Your goal:
State only the number of lines that include "this".

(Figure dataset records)

------------------------------

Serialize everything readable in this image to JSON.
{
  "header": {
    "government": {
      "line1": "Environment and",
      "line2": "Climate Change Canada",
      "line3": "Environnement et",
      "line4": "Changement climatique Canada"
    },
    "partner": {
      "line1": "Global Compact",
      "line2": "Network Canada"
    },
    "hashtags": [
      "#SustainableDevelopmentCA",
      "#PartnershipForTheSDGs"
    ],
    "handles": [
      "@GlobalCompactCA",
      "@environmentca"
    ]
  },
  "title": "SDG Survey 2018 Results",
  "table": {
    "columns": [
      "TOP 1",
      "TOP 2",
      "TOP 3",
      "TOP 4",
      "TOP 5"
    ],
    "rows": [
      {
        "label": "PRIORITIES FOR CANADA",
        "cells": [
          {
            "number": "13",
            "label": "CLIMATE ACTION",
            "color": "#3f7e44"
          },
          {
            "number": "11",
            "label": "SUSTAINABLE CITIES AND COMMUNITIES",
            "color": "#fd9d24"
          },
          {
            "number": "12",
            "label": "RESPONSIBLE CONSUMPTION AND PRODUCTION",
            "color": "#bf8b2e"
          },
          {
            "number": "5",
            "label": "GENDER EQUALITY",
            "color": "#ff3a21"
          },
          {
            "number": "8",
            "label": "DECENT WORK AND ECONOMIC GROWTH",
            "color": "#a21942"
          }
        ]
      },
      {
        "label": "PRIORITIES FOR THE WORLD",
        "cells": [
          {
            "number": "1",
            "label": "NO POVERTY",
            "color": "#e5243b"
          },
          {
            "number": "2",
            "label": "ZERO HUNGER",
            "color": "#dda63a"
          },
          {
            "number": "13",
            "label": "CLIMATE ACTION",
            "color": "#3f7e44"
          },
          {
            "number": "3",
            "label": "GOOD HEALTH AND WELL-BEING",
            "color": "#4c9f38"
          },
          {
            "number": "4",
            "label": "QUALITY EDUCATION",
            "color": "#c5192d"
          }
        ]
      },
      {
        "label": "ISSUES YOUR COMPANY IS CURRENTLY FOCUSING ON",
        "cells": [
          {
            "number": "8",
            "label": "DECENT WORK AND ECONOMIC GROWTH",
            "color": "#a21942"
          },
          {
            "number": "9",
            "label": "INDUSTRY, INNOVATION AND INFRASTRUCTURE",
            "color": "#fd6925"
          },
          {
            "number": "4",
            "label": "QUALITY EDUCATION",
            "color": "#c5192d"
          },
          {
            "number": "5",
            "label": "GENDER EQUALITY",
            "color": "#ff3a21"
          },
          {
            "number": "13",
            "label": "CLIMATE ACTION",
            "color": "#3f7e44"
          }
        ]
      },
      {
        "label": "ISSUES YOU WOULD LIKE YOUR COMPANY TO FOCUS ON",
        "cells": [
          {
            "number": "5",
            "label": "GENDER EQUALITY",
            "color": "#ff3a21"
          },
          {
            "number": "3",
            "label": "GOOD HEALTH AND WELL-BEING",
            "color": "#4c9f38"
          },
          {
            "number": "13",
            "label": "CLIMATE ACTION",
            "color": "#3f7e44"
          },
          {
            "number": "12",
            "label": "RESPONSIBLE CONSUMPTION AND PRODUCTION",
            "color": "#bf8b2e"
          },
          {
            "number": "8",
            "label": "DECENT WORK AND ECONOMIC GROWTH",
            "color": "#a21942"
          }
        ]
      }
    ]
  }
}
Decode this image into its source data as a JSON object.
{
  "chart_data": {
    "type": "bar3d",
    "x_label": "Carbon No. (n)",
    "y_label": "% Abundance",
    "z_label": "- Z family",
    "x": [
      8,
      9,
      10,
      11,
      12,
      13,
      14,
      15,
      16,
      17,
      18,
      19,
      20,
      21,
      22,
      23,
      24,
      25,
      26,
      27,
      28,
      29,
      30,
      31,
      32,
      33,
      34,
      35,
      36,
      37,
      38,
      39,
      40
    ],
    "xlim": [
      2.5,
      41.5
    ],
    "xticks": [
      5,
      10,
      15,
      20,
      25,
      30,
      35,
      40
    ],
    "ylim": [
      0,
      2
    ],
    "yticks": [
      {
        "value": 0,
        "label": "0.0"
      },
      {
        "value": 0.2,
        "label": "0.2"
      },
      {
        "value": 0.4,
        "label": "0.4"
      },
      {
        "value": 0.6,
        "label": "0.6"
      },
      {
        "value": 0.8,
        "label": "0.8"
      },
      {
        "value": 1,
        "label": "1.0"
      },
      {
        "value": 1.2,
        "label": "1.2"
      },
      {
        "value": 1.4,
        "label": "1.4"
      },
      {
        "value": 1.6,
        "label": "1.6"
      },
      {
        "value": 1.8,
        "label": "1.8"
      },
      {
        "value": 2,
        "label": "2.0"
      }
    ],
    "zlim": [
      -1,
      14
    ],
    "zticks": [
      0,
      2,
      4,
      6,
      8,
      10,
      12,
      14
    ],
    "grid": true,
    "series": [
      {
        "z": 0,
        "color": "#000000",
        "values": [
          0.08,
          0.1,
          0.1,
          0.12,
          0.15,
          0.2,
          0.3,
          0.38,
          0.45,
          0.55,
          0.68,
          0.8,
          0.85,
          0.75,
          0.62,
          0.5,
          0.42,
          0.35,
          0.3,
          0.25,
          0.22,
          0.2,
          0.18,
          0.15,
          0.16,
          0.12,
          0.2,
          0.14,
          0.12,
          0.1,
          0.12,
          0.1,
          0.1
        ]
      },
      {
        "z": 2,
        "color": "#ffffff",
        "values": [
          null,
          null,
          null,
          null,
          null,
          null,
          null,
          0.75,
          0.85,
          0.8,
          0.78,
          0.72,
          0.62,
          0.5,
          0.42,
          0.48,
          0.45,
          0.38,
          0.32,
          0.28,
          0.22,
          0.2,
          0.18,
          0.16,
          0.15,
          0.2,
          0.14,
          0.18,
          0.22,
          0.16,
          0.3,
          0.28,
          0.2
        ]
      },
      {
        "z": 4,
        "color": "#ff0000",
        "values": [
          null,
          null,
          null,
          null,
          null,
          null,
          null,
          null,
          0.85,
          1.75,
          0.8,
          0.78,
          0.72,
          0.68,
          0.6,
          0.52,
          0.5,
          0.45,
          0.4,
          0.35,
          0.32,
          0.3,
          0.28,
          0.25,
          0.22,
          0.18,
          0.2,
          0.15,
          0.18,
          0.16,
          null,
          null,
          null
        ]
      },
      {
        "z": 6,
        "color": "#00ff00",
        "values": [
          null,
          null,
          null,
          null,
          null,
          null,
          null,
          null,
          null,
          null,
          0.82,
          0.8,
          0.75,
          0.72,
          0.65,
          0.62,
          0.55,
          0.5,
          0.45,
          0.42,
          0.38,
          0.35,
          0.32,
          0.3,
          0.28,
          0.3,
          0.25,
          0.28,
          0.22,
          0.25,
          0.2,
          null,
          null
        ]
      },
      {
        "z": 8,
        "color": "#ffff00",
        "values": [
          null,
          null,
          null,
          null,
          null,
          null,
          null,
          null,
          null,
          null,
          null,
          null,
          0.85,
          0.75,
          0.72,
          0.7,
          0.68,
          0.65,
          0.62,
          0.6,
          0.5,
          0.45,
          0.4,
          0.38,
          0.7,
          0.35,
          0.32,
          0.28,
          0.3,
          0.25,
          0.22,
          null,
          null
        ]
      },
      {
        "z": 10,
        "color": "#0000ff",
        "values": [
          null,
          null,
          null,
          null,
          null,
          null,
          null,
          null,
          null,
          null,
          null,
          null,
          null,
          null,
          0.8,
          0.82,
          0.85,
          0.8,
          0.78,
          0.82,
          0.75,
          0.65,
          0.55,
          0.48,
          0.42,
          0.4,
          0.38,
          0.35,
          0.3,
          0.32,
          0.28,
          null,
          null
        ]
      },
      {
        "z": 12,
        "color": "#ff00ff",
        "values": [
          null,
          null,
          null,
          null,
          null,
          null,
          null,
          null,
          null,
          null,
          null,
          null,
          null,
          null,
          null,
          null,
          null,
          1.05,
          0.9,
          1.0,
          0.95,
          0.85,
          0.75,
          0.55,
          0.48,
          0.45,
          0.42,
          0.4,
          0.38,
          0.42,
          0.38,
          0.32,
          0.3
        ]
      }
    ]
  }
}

------------------------------

Exercise result:
2